● **WHAT YOU ARE ASKED TO DO**: Only lines holding the word "Behrendt" should be copied from the material.

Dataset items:
^^^^^^^^
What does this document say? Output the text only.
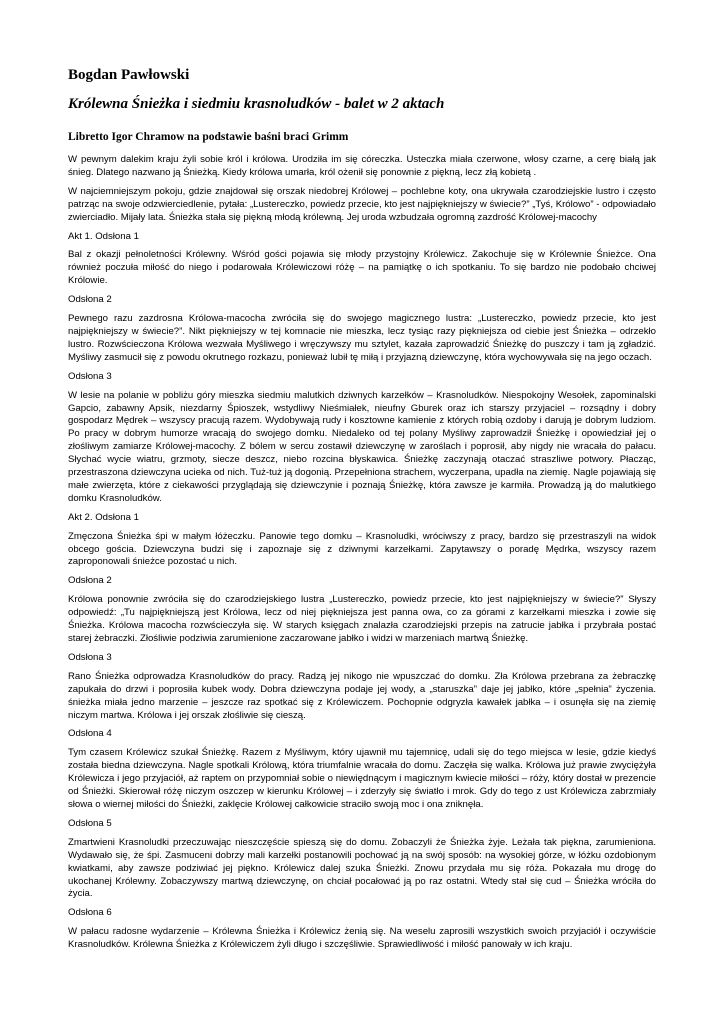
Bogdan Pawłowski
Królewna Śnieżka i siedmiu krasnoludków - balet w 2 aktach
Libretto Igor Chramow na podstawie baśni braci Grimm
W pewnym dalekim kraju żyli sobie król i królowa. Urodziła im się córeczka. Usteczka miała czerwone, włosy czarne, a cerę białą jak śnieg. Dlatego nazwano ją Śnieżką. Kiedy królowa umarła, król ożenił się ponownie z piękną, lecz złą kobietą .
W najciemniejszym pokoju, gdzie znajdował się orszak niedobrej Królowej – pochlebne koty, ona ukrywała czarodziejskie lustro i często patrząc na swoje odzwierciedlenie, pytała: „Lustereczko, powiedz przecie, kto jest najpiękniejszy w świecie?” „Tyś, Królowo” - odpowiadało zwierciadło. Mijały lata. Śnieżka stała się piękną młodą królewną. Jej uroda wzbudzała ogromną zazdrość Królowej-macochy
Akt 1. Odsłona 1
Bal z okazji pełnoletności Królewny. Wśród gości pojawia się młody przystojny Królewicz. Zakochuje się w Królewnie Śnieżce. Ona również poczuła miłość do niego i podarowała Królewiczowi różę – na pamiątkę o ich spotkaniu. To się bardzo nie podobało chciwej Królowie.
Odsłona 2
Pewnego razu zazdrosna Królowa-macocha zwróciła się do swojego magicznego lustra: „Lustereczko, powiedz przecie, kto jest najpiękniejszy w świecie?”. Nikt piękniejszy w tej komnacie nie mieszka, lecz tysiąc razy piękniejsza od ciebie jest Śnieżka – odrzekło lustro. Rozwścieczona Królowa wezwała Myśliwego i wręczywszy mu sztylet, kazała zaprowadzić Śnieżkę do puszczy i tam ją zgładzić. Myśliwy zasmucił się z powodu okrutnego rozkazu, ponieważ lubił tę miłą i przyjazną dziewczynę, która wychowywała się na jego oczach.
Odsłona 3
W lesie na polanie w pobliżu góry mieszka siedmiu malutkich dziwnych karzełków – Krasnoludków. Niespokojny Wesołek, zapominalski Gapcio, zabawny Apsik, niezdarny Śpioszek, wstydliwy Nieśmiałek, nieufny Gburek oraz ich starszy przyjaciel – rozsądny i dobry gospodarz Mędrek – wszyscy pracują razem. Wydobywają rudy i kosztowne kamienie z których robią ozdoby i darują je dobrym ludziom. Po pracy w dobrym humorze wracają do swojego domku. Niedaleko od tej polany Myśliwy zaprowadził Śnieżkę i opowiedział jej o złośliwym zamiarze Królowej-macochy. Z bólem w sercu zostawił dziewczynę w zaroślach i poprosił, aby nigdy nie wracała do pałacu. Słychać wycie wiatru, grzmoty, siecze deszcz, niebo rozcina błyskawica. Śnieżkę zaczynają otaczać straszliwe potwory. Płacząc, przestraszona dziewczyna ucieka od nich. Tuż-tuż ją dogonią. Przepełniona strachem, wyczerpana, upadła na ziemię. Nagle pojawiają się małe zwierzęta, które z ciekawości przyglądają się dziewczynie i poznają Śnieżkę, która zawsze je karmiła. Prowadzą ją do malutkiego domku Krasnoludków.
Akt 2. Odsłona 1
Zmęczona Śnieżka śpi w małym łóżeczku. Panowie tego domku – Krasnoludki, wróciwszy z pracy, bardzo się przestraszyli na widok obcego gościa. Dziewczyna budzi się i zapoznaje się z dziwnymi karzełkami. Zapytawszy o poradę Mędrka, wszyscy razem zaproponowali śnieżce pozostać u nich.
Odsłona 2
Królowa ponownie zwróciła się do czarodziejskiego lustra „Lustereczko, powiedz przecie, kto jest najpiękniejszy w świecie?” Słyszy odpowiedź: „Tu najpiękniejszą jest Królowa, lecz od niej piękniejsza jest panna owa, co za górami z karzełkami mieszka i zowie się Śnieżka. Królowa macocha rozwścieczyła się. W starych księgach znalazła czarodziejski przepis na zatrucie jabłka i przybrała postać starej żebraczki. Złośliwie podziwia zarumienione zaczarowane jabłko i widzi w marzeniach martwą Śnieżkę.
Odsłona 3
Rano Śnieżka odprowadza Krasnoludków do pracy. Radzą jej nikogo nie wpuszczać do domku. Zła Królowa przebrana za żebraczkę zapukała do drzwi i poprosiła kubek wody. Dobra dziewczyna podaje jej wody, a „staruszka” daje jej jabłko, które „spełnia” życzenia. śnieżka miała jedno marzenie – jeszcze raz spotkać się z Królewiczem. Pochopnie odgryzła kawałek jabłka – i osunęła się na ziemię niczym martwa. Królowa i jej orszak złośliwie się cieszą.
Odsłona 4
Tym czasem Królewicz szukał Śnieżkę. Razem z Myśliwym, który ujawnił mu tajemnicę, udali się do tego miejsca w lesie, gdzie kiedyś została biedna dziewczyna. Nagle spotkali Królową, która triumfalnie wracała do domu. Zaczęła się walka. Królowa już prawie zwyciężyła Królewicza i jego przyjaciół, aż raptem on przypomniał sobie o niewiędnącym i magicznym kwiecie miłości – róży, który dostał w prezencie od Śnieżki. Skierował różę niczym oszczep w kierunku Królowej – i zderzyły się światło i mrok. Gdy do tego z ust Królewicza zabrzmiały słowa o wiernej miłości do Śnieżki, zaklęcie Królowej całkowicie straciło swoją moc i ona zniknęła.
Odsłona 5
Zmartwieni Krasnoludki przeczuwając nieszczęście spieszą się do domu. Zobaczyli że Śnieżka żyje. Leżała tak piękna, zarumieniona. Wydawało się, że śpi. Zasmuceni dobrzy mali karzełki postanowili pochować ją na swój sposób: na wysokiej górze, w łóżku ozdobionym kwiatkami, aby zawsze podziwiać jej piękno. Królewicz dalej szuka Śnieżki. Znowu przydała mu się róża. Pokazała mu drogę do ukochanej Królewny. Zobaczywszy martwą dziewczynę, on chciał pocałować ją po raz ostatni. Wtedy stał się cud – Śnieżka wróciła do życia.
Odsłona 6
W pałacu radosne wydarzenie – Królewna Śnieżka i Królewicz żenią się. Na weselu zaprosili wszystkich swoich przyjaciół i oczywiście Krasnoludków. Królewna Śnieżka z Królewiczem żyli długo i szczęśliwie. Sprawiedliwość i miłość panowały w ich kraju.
^^^^^^^^
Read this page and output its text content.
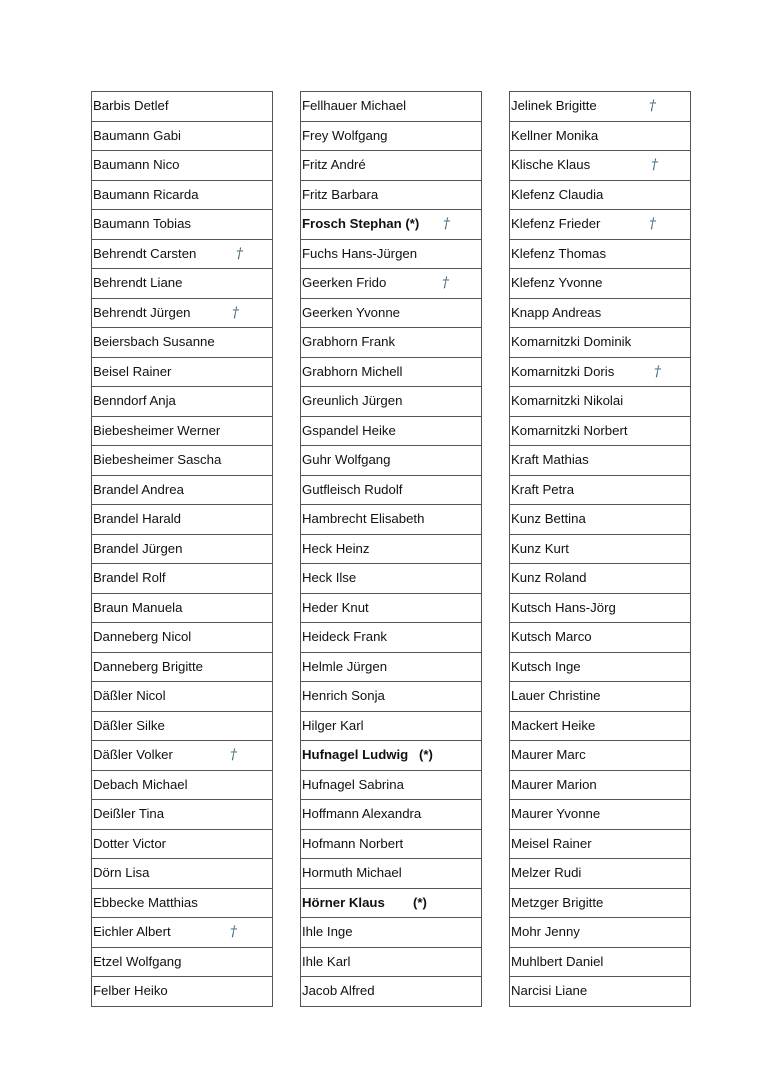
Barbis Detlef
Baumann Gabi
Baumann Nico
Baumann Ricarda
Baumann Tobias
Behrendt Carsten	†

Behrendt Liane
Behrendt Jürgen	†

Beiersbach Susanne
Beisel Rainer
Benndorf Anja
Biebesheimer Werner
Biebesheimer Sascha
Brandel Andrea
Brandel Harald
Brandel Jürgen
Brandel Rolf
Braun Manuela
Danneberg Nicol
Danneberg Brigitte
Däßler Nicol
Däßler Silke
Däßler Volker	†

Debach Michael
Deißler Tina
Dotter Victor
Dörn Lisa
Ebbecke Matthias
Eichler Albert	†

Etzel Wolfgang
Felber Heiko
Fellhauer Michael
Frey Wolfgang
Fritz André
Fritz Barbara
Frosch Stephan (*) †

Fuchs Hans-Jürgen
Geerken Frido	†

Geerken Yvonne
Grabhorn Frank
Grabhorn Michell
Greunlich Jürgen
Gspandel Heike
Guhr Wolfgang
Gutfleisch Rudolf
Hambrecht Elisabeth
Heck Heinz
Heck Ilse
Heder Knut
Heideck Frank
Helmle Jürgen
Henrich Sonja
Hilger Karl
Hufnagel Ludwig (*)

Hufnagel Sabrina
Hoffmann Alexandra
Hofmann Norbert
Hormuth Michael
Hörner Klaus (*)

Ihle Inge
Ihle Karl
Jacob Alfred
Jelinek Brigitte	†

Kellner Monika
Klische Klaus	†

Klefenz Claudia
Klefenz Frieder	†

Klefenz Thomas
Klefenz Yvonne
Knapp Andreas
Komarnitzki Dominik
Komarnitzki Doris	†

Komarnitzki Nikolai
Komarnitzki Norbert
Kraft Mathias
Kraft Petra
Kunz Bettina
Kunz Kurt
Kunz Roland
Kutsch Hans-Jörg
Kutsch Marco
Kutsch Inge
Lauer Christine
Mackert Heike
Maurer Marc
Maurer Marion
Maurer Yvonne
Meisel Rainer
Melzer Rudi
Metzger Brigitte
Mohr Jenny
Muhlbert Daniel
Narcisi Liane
^^^^^^^^
● **EXERCISE SOLUTION**:
Behrendt Carsten	†
Behrendt Liane
Behrendt Jürgen	†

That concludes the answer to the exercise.